(Listings of boxed layout items)
———
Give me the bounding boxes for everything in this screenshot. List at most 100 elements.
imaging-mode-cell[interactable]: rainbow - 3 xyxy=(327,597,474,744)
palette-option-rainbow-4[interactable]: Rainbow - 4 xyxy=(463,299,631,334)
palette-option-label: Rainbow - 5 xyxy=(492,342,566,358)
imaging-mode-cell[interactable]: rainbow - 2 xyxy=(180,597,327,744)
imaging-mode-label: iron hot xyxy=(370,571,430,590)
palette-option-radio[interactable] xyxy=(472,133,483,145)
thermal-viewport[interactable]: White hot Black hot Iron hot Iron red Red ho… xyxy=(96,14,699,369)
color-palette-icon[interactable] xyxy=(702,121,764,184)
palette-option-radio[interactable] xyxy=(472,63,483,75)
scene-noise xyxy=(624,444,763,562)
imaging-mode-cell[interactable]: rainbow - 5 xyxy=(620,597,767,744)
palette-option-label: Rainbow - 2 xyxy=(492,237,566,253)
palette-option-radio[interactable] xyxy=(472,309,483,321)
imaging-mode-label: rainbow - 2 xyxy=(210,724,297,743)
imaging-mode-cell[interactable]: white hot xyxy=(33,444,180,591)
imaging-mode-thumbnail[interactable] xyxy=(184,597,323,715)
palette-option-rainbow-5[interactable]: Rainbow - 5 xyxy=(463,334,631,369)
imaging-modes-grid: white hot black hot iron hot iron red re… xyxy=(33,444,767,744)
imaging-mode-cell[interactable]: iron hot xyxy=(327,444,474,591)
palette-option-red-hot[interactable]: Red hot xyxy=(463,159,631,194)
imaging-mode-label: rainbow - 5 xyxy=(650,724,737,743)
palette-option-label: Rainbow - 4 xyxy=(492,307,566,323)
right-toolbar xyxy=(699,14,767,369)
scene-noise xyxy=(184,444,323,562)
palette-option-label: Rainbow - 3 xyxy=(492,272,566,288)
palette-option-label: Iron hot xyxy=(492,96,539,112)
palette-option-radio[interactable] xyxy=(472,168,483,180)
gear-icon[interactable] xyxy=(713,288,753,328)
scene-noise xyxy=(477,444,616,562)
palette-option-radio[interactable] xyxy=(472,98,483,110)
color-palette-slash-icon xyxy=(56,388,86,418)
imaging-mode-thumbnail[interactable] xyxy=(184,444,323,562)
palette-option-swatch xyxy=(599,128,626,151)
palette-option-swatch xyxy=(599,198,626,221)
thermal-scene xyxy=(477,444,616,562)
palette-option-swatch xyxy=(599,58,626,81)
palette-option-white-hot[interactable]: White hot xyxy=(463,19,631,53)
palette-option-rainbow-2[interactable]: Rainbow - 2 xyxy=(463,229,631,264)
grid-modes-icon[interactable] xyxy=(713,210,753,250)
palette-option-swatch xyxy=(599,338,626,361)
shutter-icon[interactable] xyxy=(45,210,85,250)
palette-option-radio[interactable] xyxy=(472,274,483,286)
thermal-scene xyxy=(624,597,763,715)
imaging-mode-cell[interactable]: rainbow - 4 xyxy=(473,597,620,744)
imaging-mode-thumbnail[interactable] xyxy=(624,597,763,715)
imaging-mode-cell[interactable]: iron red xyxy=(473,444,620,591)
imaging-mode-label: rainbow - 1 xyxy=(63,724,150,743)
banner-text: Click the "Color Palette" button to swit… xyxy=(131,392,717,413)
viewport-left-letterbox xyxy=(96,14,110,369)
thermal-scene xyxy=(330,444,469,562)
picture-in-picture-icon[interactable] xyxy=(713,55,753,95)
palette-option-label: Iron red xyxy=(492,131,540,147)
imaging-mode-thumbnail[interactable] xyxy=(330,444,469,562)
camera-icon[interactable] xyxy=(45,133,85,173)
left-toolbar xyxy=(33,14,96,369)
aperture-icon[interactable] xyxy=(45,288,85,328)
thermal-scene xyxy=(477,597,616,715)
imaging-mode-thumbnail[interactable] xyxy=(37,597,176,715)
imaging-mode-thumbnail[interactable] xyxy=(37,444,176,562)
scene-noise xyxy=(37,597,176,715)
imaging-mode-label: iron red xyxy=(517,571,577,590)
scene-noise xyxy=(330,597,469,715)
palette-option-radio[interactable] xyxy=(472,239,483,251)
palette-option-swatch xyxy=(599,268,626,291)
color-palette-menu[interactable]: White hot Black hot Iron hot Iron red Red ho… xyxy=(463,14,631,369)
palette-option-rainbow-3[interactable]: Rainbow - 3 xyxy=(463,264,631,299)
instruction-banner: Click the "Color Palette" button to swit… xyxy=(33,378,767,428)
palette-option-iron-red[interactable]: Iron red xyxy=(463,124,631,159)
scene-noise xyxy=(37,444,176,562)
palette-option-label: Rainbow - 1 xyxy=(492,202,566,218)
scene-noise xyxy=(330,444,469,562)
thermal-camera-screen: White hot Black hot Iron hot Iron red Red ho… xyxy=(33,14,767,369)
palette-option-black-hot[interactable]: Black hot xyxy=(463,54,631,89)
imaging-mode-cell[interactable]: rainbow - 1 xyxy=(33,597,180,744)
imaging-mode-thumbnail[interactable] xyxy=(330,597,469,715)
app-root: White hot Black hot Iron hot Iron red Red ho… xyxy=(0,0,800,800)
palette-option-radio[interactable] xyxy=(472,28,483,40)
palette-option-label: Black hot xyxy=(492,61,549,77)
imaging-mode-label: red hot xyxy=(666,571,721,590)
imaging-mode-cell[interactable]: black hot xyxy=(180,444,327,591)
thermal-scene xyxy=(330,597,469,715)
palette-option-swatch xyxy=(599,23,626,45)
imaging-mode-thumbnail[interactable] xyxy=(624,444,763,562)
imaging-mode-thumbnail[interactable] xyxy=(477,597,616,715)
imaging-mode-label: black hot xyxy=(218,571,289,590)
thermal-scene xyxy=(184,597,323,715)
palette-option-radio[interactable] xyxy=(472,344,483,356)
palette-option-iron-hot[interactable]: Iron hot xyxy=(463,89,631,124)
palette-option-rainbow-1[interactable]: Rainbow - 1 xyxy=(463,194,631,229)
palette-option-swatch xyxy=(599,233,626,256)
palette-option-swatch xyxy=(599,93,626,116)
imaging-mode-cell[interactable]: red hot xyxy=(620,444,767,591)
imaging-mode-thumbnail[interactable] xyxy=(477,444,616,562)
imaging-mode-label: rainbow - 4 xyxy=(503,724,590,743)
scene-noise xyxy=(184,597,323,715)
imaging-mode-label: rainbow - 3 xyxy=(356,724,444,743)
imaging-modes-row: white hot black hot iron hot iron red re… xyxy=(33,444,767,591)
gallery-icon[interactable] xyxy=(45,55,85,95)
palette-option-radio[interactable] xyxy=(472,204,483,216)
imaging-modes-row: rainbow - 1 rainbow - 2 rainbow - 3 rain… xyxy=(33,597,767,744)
———
WHAT YOU ARE ASKED TO DO
Copy the items from the start through the line containing "palette-option-rainbow-4[interactable]: Rainbow - 4", substituting "coordinates" for "bounding boxes" and keeping everything else the same.

COMPLETED TASK
Give me the coordinates for everything in this screenshot. List at most 100 elements.
imaging-mode-cell[interactable]: rainbow - 3 xyxy=(327,597,474,744)
palette-option-rainbow-4[interactable]: Rainbow - 4 xyxy=(463,299,631,334)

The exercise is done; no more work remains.